- **Dataset excerpts**:
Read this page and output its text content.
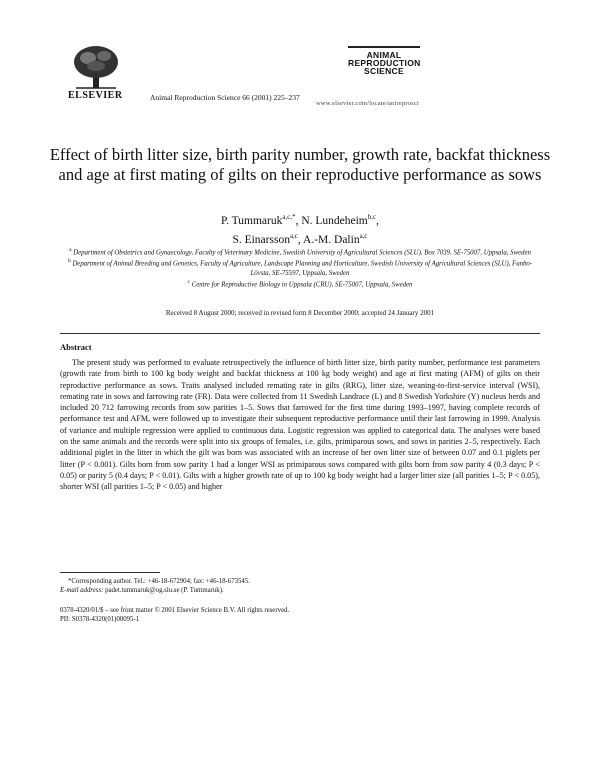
ELSEVIER	Animal Reproduction Science 66 (2001) 225–237
ANIMAL
REPRODUCTION
SCIENCE
www.elsevier.com/locate/anireprosci
Effect of birth litter size, birth parity number, growth rate, backfat thickness and age at first mating of gilts on their reproductive performance as sows
P. Tummaruk$^{a,c,*}$, N. Lundeheim$^{b,c}$,
S. Einarsson$^{a,c}$, A.-M. Dalin$^{a,c}$
$^a$ Department of Obstetrics and Gynaecology, Faculty of Veterinary Medicine, Swedish University of Agricultural Sciences (SLU), Box 7039, SE-75007, Uppsala, Sweden
$^b$ Department of Animal Breeding and Genetics, Faculty of Agriculture, Landscape Planning and Horticulture, Swedish University of Agricultural Sciences (SLU), Funbo-Lövsta, SE-75597, Uppsala, Sweden
$^c$ Centre for Reproductive Biology in Uppsala (CRU), SE-75007, Uppsala, Sweden
Received 8 August 2000; received in revised form 8 December 2000; accepted 24 January 2001
Abstract

The present study was performed to evaluate retrospectively the influence of birth litter size, birth parity number, performance test parameters (growth rate from birth to 100 kg body weight and backfat thickness at 100 kg body weight) and age at first mating (AFM) of gilts on their reproductive performance as sows. Traits analysed included remating rate in gilts (RRG), litter size, weaning-to-first-service interval (WSI), remating rate in sows and farrowing rate (FR). Data were collected from 11 Swedish Landrace (L) and 8 Swedish Yorkshire (Y) nucleus herds and included 20 712 farrowing records from sow parities 1–5. Sows that farrowed for the first time during 1993–1997, having complete records of performance test and AFM, were followed up to investigate their subsequent reproductive performance until their last farrowing in 1999. Analysis of variance and multiple regression were applied to continuous data. Logistic regression was applied to categorical data. The analyses were based on the same animals and the records were split into six groups of females, i.e. gilts, primiparous sows, and sows in parities 2–5, respectively. Each additional piglet in the litter in which the gilt was born was associated with an increase of her own litter size of between 0.07 and 0.1 piglets per litter (P < 0.001). Gilts born from sow parity 1 had a longer WSI as primiparous sows compared with gilts born from sow parity 4 (0.3 days; P < 0.05) or parity 5 (0.4 days; P < 0.01). Gilts with a higher growth rate of up to 100 kg body weight had a larger litter size (all parities 1–5; P < 0.05), shorter WSI (all parities 1–5; P < 0.05) and higher

*Corresponding author. Tel.: +46-18-672904; fax: +46-18-673545.
E-mail address: padet.tummaruk@og.slu.se (P. Tummaruk).
0378-4320/01/$ – see front matter © 2001 Elsevier Science B.V. All rights reserved.
PII: S0378-4320(01)00095-1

- **Your goal**:
Look through the entries above and list every line containing "Faculty".

- **Expected answer**:
$^a$ Department of Obstetrics and Gynaecology, Faculty of Veterinary Medicine, Swedish University of Agricultural Sciences (SLU), Box 7039, SE-75007, Uppsala, Sweden
$^b$ Department of Animal Breeding and Genetics, Faculty of Agriculture, Landscape Planning and Horticulture, Swedish University of Agricultural Sciences (SLU), Funbo-Lövsta, SE-75597, Uppsala, Sweden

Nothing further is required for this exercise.